» **The problem**: Each line that follows is to be retyped exactly.

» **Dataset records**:
^^^^^^^^

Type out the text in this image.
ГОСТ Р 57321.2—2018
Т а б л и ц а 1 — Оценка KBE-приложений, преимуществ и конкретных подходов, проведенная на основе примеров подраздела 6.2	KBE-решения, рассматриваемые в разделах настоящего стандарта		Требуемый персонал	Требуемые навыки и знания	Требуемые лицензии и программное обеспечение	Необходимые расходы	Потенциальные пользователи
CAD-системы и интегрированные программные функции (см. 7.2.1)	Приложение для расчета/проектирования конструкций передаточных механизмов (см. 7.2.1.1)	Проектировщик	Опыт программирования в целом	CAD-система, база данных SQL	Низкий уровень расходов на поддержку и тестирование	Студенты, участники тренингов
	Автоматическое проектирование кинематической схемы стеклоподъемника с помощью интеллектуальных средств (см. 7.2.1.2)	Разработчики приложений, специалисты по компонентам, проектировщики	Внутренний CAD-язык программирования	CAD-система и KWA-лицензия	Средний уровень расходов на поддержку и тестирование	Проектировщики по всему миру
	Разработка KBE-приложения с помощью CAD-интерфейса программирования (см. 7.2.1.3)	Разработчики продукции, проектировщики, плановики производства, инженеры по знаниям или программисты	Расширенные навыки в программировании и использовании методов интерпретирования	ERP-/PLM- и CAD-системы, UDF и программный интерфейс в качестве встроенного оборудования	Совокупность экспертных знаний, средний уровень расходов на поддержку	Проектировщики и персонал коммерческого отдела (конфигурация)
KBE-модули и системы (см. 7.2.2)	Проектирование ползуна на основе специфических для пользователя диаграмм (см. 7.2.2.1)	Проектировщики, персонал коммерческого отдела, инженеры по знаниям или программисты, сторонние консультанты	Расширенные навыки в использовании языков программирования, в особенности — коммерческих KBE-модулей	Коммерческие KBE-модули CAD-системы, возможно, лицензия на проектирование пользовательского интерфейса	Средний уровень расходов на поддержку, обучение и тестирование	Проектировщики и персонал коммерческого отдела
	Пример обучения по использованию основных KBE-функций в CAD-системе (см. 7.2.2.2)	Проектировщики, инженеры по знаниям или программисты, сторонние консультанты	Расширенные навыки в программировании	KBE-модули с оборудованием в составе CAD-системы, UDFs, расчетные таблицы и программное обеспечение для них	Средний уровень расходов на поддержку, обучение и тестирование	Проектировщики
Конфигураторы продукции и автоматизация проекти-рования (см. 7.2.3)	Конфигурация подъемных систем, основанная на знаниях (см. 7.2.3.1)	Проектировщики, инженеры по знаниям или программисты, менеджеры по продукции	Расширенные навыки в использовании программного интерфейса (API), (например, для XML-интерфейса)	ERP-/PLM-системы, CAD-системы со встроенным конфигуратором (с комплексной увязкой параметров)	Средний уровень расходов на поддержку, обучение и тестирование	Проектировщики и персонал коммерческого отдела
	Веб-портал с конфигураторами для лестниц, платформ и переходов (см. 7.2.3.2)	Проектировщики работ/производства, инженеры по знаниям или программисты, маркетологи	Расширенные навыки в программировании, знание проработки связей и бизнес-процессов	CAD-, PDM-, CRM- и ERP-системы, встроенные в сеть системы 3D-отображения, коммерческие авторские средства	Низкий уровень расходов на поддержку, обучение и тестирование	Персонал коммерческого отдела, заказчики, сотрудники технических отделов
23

^^^^^^^^

» **Response for this exercise**:
Type out the text in this image.
ГОСТ Р 57321.2—2018
Т а б л и ц а 1 — Оценка KBE-приложений, преимуществ и конкретных подходов, проведенная на основе примеров подраздела 6.2	KBE-решения, рассматриваемые в разделах настоящего стандарта		Требуемый персонал	Требуемые навыки и знания	Требуемые лицензии и программное обеспечение	Необходимые расходы	Потенциальные пользователи
CAD-системы и интегрированные программные функции (см. 7.2.1)	Приложение для расчета/проектирования конструкций передаточных механизмов (см. 7.2.1.1)	Проектировщик	Опыт программирования в целом	CAD-система, база данных SQL	Низкий уровень расходов на поддержку и тестирование	Студенты, участники тренингов
	Автоматическое проектирование кинематической схемы стеклоподъемника с помощью интеллектуальных средств (см. 7.2.1.2)	Разработчики приложений, специалисты по компонентам, проектировщики	Внутренний CAD-язык программирования	CAD-система и KWA-лицензия	Средний уровень расходов на поддержку и тестирование	Проектировщики по всему миру
	Разработка KBE-приложения с помощью CAD-интерфейса программирования (см. 7.2.1.3)	Разработчики продукции, проектировщики, плановики производства, инженеры по знаниям или программисты	Расширенные навыки в программировании и использовании методов интерпретирования	ERP-/PLM- и CAD-системы, UDF и программный интерфейс в качестве встроенного оборудования	Совокупность экспертных знаний, средний уровень расходов на поддержку	Проектировщики и персонал коммерческого отдела (конфигурация)
KBE-модули и системы (см. 7.2.2)	Проектирование ползуна на основе специфических для пользователя диаграмм (см. 7.2.2.1)	Проектировщики, персонал коммерческого отдела, инженеры по знаниям или программисты, сторонние консультанты	Расширенные навыки в использовании языков программирования, в особенности — коммерческих KBE-модулей	Коммерческие KBE-модули CAD-системы, возможно, лицензия на проектирование пользовательского интерфейса	Средний уровень расходов на поддержку, обучение и тестирование	Проектировщики и персонал коммерческого отдела
	Пример обучения по использованию основных KBE-функций в CAD-системе (см. 7.2.2.2)	Проектировщики, инженеры по знаниям или программисты, сторонние консультанты	Расширенные навыки в программировании	KBE-модули с оборудованием в составе CAD-системы, UDFs, расчетные таблицы и программное обеспечение для них	Средний уровень расходов на поддержку, обучение и тестирование	Проектировщики
Конфигураторы продукции и автоматизация проекти-рования (см. 7.2.3)	Конфигурация подъемных систем, основанная на знаниях (см. 7.2.3.1)	Проектировщики, инженеры по знаниям или программисты, менеджеры по продукции	Расширенные навыки в использовании программного интерфейса (API), (например, для XML-интерфейса)	ERP-/PLM-системы, CAD-системы со встроенным конфигуратором (с комплексной увязкой параметров)	Средний уровень расходов на поддержку, обучение и тестирование	Проектировщики и персонал коммерческого отдела
	Веб-портал с конфигураторами для лестниц, платформ и переходов (см. 7.2.3.2)	Проектировщики работ/производства, инженеры по знаниям или программисты, маркетологи	Расширенные навыки в программировании, знание проработки связей и бизнес-процессов	CAD-, PDM-, CRM- и ERP-системы, встроенные в сеть системы 3D-отображения, коммерческие авторские средства	Низкий уровень расходов на поддержку, обучение и тестирование	Персонал коммерческого отдела, заказчики, сотрудники технических отделов
23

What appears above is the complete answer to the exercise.